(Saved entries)
--- start ---

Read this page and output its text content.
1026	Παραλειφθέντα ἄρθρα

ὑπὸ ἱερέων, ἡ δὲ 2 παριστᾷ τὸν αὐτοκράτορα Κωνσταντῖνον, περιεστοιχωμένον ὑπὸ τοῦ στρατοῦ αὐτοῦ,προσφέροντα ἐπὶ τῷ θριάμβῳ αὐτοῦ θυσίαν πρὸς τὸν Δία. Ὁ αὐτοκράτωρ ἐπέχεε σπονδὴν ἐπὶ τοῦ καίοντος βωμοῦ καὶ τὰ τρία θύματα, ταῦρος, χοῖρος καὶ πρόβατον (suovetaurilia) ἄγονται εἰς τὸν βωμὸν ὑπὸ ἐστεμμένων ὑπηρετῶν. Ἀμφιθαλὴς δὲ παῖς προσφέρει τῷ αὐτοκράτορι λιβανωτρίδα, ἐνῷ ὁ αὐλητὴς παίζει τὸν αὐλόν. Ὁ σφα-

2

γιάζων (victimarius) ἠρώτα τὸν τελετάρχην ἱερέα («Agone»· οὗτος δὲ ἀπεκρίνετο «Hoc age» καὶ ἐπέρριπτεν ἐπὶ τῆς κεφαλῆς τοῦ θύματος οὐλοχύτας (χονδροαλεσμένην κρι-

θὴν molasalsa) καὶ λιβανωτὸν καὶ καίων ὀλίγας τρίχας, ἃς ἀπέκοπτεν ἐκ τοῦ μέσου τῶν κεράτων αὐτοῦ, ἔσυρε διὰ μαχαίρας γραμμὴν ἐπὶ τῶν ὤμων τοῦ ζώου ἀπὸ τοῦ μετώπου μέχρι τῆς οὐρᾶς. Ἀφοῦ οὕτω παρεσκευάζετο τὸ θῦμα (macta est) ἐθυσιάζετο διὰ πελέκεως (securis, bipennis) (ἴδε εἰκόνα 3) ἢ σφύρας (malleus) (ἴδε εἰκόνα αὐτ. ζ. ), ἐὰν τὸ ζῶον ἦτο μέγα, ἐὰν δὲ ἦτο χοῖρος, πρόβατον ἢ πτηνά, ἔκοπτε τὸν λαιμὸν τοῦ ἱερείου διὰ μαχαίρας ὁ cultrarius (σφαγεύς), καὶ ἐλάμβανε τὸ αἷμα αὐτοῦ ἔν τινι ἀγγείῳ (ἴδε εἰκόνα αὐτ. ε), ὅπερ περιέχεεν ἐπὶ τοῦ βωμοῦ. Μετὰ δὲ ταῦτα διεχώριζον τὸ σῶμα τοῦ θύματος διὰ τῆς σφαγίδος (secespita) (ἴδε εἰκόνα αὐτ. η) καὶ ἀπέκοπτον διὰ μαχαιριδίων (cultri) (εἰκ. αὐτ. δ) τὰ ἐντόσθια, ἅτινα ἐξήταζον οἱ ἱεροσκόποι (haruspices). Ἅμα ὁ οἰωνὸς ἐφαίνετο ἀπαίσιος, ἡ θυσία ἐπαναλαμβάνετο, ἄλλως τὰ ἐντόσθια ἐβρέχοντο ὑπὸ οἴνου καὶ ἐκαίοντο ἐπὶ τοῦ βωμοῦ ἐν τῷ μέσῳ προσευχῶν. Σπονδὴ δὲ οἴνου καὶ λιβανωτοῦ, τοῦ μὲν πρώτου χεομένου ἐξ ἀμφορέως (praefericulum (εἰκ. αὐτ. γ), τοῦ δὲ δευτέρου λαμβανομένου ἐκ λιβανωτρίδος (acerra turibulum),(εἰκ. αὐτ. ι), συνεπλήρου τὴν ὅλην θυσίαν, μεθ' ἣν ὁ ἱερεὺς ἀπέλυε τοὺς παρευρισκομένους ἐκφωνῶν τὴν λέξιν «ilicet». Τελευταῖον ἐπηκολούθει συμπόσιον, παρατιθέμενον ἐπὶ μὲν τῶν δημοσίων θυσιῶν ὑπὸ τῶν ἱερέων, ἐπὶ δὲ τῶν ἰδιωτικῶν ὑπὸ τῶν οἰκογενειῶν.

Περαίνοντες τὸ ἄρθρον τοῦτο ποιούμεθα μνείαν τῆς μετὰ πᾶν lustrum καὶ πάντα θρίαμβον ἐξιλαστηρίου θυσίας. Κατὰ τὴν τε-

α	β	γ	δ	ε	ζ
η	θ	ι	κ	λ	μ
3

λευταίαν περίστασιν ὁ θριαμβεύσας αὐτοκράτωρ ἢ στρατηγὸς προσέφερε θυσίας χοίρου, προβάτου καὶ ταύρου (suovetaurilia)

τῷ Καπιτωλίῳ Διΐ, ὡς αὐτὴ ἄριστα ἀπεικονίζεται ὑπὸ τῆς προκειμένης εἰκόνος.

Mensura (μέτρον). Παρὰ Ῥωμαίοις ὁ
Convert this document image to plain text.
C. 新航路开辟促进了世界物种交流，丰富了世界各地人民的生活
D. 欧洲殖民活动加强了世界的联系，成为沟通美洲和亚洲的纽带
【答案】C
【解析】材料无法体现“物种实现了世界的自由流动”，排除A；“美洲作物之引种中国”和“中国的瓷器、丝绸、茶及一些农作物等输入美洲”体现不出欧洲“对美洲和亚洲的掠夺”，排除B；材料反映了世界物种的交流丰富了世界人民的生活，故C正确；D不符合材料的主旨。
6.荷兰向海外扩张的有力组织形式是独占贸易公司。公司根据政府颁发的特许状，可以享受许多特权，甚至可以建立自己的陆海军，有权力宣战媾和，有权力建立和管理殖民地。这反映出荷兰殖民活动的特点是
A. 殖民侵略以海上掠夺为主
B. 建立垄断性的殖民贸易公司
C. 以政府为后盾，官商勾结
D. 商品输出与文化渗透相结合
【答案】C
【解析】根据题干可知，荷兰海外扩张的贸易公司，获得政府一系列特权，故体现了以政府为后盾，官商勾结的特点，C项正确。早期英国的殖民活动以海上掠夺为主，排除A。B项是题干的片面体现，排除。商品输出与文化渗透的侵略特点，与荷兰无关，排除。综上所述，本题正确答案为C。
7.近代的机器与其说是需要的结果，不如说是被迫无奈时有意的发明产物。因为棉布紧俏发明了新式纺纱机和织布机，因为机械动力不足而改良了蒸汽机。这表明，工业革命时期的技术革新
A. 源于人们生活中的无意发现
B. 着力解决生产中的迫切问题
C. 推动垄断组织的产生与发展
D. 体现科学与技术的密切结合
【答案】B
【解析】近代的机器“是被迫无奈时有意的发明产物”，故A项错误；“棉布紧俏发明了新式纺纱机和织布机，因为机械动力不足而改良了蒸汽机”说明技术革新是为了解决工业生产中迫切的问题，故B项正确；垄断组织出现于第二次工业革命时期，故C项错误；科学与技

--- end ---

EXERCISE OBJECTIVE -
Locate the string "αὐτοκράτωρ" in the listing above and copy every line where it occurs.

THE COMPLETED TASK -
ὑπὸ ἱερέων, ἡ δὲ 2 παριστᾷ τὸν αὐτοκράτορα Κωνσταντῖνον, περιεστοιχωμένον ὑπὸ τοῦ στρατοῦ αὐτοῦ,προσφέροντα ἐπὶ τῷ θριάμβῳ αὐτοῦ θυσίαν πρὸς τὸν Δία. Ὁ αὐτοκράτωρ ἐπέχεε σπονδὴν ἐπὶ τοῦ καίοντος βωμοῦ καὶ τὰ τρία θύματα, ταῦρος, χοῖρος καὶ πρόβατον (suovetaurilia) ἄγονται εἰς τὸν βωμὸν ὑπὸ ἐστεμμένων ὑπηρετῶν. Ἀμφιθαλὴς δὲ παῖς προσφέρει τῷ αὐτοκράτορι λιβανωτρίδα, ἐνῷ ὁ αὐλητὴς παίζει τὸν αὐλόν. Ὁ σφα-
λευταίαν περίστασιν ὁ θριαμβεύσας αὐτοκράτωρ ἢ στρατηγὸς προσέφερε θυσίας χοίρου, προβάτου καὶ ταύρου (suovetaurilia)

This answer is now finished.